EXERCISE DIRECTIONS
Search the data for the word "Medium" and copy every line where it occurs.

▼▼▼

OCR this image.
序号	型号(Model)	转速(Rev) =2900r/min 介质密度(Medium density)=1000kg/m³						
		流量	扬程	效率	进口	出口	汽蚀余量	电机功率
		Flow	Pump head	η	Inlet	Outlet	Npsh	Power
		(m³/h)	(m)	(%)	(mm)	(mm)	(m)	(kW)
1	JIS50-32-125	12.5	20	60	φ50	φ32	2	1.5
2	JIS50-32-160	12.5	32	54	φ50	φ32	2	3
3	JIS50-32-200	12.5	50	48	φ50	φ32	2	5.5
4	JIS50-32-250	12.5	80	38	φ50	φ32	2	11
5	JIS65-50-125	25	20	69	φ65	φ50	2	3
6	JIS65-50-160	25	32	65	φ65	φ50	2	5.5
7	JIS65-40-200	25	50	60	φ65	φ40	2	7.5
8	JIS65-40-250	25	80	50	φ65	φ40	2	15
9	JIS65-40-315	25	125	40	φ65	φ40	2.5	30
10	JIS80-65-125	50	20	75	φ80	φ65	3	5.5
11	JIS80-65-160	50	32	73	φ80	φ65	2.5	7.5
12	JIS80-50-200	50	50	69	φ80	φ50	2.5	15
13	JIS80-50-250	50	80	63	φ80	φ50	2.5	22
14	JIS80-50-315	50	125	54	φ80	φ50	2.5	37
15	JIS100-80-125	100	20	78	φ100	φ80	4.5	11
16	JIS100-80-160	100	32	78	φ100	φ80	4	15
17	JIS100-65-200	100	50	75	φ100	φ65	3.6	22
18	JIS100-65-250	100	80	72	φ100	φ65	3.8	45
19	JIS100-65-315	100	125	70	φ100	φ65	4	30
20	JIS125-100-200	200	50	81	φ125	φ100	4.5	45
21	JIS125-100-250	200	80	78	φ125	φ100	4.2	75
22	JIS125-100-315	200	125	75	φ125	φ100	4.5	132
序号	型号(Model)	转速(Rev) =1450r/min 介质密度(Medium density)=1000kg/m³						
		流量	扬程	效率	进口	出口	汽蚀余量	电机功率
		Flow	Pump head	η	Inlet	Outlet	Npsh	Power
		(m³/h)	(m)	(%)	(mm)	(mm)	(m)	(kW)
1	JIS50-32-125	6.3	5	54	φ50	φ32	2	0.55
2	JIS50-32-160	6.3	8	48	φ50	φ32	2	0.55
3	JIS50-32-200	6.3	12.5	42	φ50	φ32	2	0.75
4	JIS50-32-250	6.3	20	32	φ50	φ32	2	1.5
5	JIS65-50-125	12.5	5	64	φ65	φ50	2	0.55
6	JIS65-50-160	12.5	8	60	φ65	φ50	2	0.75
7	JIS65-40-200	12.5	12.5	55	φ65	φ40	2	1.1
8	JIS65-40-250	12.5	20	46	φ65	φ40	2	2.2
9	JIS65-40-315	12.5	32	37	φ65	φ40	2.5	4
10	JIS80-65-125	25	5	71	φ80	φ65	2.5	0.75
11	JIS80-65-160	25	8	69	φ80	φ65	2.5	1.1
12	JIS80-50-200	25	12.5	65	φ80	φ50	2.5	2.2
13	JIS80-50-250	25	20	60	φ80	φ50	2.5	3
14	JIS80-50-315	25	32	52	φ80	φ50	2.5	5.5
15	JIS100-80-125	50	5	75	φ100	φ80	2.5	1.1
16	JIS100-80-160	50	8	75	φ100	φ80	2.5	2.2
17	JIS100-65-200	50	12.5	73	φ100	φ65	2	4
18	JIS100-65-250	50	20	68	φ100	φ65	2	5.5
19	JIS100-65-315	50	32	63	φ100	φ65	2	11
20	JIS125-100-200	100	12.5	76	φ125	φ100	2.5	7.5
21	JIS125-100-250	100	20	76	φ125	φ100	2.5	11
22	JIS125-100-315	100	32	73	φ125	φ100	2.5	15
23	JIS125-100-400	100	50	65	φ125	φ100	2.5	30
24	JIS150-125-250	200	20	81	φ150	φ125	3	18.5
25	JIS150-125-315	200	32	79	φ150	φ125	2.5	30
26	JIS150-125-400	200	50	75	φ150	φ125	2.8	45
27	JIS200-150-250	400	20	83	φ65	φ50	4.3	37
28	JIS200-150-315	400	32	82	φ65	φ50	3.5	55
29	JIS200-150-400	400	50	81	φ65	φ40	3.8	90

▲▲▲

WRITTEN REPLY
序号	型号(Model)	转速(Rev) =2900r/min 介质密度(Medium density)=1000kg/m³						
序号	型号(Model)	转速(Rev) =1450r/min 介质密度(Medium density)=1000kg/m³						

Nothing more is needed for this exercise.